===== Records for this exercise =====

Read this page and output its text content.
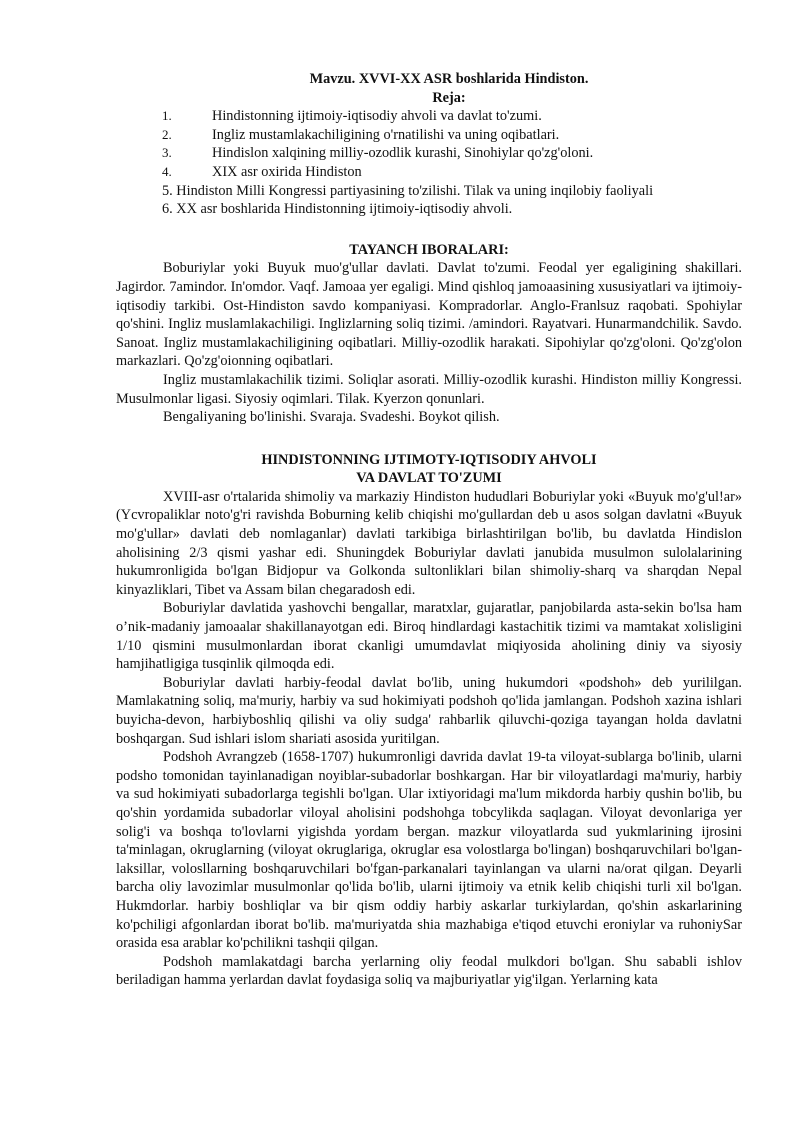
Mavzu. XVVI-XX ASR boshlarida Hindiston.
Reja:
1.	Hindistonning ijtimoiy-iqtisodiy ahvoli va davlat to'zumi.
2.	Ingliz mustamlakachiligining o'rnatilishi va uning oqibatlari.
3.	Hindislon xalqining milliy-ozodlik kurashi, Sinohiylar qo'zg'oloni.
4.	XIX asr oxirida Hindiston
5. Hindiston Milli Kongressi partiyasining to'zilishi. Tilak va uning inqilobiy faoliyali
6. XX asr boshlarida Hindistonning ijtimoiy-iqtisodiy ahvoli.
TAYANCH IBORALARI:

Boburiylar yoki Buyuk muo'g'ullar davlati. Davlat to'zumi. Feodal yer egaligining shakillari. Jagirdor. 7amindor. In'omdor. Vaqf. Jamoaa yer egaligi. Mind qishloq jamoaasining xususiyatlari va ijtimoiy-iqtisodiy tarkibi. Ost-Hindiston savdo kompaniyasi. Kompradorlar. Anglo-Franlsuz raqobati. Spohiylar qo'shini. Ingliz muslamlakachiligi. Inglizlarning soliq tizimi. /amindori. Rayatvari. Hunarmandchilik. Savdo. Sanoat. Ingliz mustamlakachiligining oqibatlari. Milliy-ozodlik harakati. Sipohiylar qo'zg'oloni. Qo'zg'olon markazlari. Qo'zg'oionning oqibatlari.

Ingliz mustamlakachilik tizimi. Soliqlar asorati. Milliy-ozodlik kurashi. Hindiston milliy Kongressi. Musulmonlar ligasi. Siyosiy oqimlari. Tilak. Kyerzon qonunlari.

Bengaliyaning bo'linishi. Svaraja. Svadeshi. Boykot qilish.

HINDISTONNING IJTIMOTY-IQTISODIY AHVOLI
VA DAVLAT TO'ZUMI

XVIII-asr o'rtalarida shimoliy va markaziy Hindiston hududlari Boburiylar yoki «Buyuk mo'g'ul!ar» (Ycvropaliklar noto'g'ri ravishda Boburning kelib chiqishi mo'gullardan deb u asos solgan davlatni «Buyuk mo'g'ullar» davlati deb nomlaganlar) davlati tarkibiga birlashtirilgan bo'lib, bu davlatda Hindislon aholisining 2/3 qismi yashar edi. Shuningdek Boburiylar davlati janubida musulmon sulolalarining hukumronligida bo'lgan Bidjopur va Golkonda sultonliklari bilan shimoliy-sharq va sharqdan Nepal kinyazliklari, Tibet va Assam bilan chegaradosh edi.

Boburiylar davlatida yashovchi bengallar, maratxlar, gujaratlar, panjobilarda asta-sekin bo'lsa ham o’nik-madaniy jamoaalar shakillanayotgan edi. Biroq hindlardagi kastachitik tizimi va mamtakat xolisligini 1/10 qismini musulmonlardan iborat ckanligi umumdavlat miqiyosida aholining diniy va siyosiy hamjihatligiga tusqinlik qilmoqda edi.

Boburiylar davlati harbiy-feodal davlat bo'lib, uning hukumdori «podshoh» deb yurililgan. Mamlakatning soliq, ma'muriy, harbiy va sud hokimiyati podshoh qo'lida jamlangan. Podshoh xazina ishlari buyicha-devon, harbiyboshliq qilishi va oliy sudga' rahbarlik qiluvchi-qoziga tayangan holda davlatni boshqargan. Sud ishlari islom shariati asosida yuritilgan.

Podshoh Avrangzeb (1658-1707) hukumronligi davrida davlat 19-ta viloyat-sublarga bo'linib, ularni podsho tomonidan tayinlanadigan noyiblar-subadorlar boshkargan. Har bir viloyatlardagi ma'muriy, harbiy va sud hokimiyati subadorlarga tegishli bo'lgan. Ular ixtiyoridagi ma'lum mikdorda harbiy qushin bo'lib, bu qo'shin yordamida subadorlar viloyal aholisini podshohga tobcylikda saqlagan. Viloyat devonlariga yer solig'i va boshqa to'lovlarni yigishda yordam bergan. mazkur viloyatlarda sud yukmlarining ijrosini ta'minlagan, okruglarning (viloyat okruglariga, okruglar esa volostlarga bo'lingan) boshqaruvchilari bo'lgan-laksillar, volosllarning boshqaruvchilari bo'fgan-parkanalari tayinlangan va ularni na/orat qilgan. Deyarli barcha oliy lavozimlar musulmonlar qo'lida bo'lib, ularni ijtimoiy va etnik kelib chiqishi turli xil bo'lgan. Hukmdorlar. harbiy boshliqlar va bir qism oddiy harbiy askarlar turkiylardan, qo'shin askarlarining ko'pchiligi afgonlardan iborat bo'lib. ma'muriyatda shia mazhabiga e'tiqod etuvchi eroniylar va ruhoniySar orasida esa arablar ko'pchilikni tashqii qilgan.

Podshoh mamlakatdagi barcha yerlarning oliy feodal mulkdori bo'lgan. Shu sababli ishlov beriladigan hamma yerlardan davlat foydasiga soliq va majburiyatlar yig'ilgan. Yerlarning kata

=====

**Problem to solve:**
Without the pictures, repeat all the records word for word.

**Solution to this task:**
Read this page and output its text content.
Mavzu. XVVI-XX ASR boshlarida Hindiston.
Reja:
1.	Hindistonning ijtimoiy-iqtisodiy ahvoli va davlat to'zumi.
2.	Ingliz mustamlakachiligining o'rnatilishi va uning oqibatlari.
3.	Hindislon xalqining milliy-ozodlik kurashi, Sinohiylar qo'zg'oloni.
4.	XIX asr oxirida Hindiston
5. Hindiston Milli Kongressi partiyasining to'zilishi. Tilak va uning inqilobiy faoliyali
6. XX asr boshlarida Hindistonning ijtimoiy-iqtisodiy ahvoli.
TAYANCH IBORALARI:

Boburiylar yoki Buyuk muo'g'ullar davlati. Davlat to'zumi. Feodal yer egaligining shakillari. Jagirdor. 7amindor. In'omdor. Vaqf. Jamoaa yer egaligi. Mind qishloq jamoaasining xususiyatlari va ijtimoiy-iqtisodiy tarkibi. Ost-Hindiston savdo kompaniyasi. Kompradorlar. Anglo-Franlsuz raqobati. Spohiylar qo'shini. Ingliz muslamlakachiligi. Inglizlarning soliq tizimi. /amindori. Rayatvari. Hunarmandchilik. Savdo. Sanoat. Ingliz mustamlakachiligining oqibatlari. Milliy-ozodlik harakati. Sipohiylar qo'zg'oloni. Qo'zg'olon markazlari. Qo'zg'oionning oqibatlari.

Ingliz mustamlakachilik tizimi. Soliqlar asorati. Milliy-ozodlik kurashi. Hindiston milliy Kongressi. Musulmonlar ligasi. Siyosiy oqimlari. Tilak. Kyerzon qonunlari.

Bengaliyaning bo'linishi. Svaraja. Svadeshi. Boykot qilish.

HINDISTONNING IJTIMOTY-IQTISODIY AHVOLI
VA DAVLAT TO'ZUMI

XVIII-asr o'rtalarida shimoliy va markaziy Hindiston hududlari Boburiylar yoki «Buyuk mo'g'ul!ar» (Ycvropaliklar noto'g'ri ravishda Boburning kelib chiqishi mo'gullardan deb u asos solgan davlatni «Buyuk mo'g'ullar» davlati deb nomlaganlar) davlati tarkibiga birlashtirilgan bo'lib, bu davlatda Hindislon aholisining 2/3 qismi yashar edi. Shuningdek Boburiylar davlati janubida musulmon sulolalarining hukumronligida bo'lgan Bidjopur va Golkonda sultonliklari bilan shimoliy-sharq va sharqdan Nepal kinyazliklari, Tibet va Assam bilan chegaradosh edi.

Boburiylar davlatida yashovchi bengallar, maratxlar, gujaratlar, panjobilarda asta-sekin bo'lsa ham o’nik-madaniy jamoaalar shakillanayotgan edi. Biroq hindlardagi kastachitik tizimi va mamtakat xolisligini 1/10 qismini musulmonlardan iborat ckanligi umumdavlat miqiyosida aholining diniy va siyosiy hamjihatligiga tusqinlik qilmoqda edi.

Boburiylar davlati harbiy-feodal davlat bo'lib, uning hukumdori «podshoh» deb yurililgan. Mamlakatning soliq, ma'muriy, harbiy va sud hokimiyati podshoh qo'lida jamlangan. Podshoh xazina ishlari buyicha-devon, harbiyboshliq qilishi va oliy sudga' rahbarlik qiluvchi-qoziga tayangan holda davlatni boshqargan. Sud ishlari islom shariati asosida yuritilgan.

Podshoh Avrangzeb (1658-1707) hukumronligi davrida davlat 19-ta viloyat-sublarga bo'linib, ularni podsho tomonidan tayinlanadigan noyiblar-subadorlar boshkargan. Har bir viloyatlardagi ma'muriy, harbiy va sud hokimiyati subadorlarga tegishli bo'lgan. Ular ixtiyoridagi ma'lum mikdorda harbiy qushin bo'lib, bu qo'shin yordamida subadorlar viloyal aholisini podshohga tobcylikda saqlagan. Viloyat devonlariga yer solig'i va boshqa to'lovlarni yigishda yordam bergan. mazkur viloyatlarda sud yukmlarining ijrosini ta'minlagan, okruglarning (viloyat okruglariga, okruglar esa volostlarga bo'lingan) boshqaruvchilari bo'lgan-laksillar, volosllarning boshqaruvchilari bo'fgan-parkanalari tayinlangan va ularni na/orat qilgan. Deyarli barcha oliy lavozimlar musulmonlar qo'lida bo'lib, ularni ijtimoiy va etnik kelib chiqishi turli xil bo'lgan. Hukmdorlar. harbiy boshliqlar va bir qism oddiy harbiy askarlar turkiylardan, qo'shin askarlarining ko'pchiligi afgonlardan iborat bo'lib. ma'muriyatda shia mazhabiga e'tiqod etuvchi eroniylar va ruhoniySar orasida esa arablar ko'pchilikni tashqii qilgan.

Podshoh mamlakatdagi barcha yerlarning oliy feodal mulkdori bo'lgan. Shu sababli ishlov beriladigan hamma yerlardan davlat foydasiga soliq va majburiyatlar yig'ilgan. Yerlarning kata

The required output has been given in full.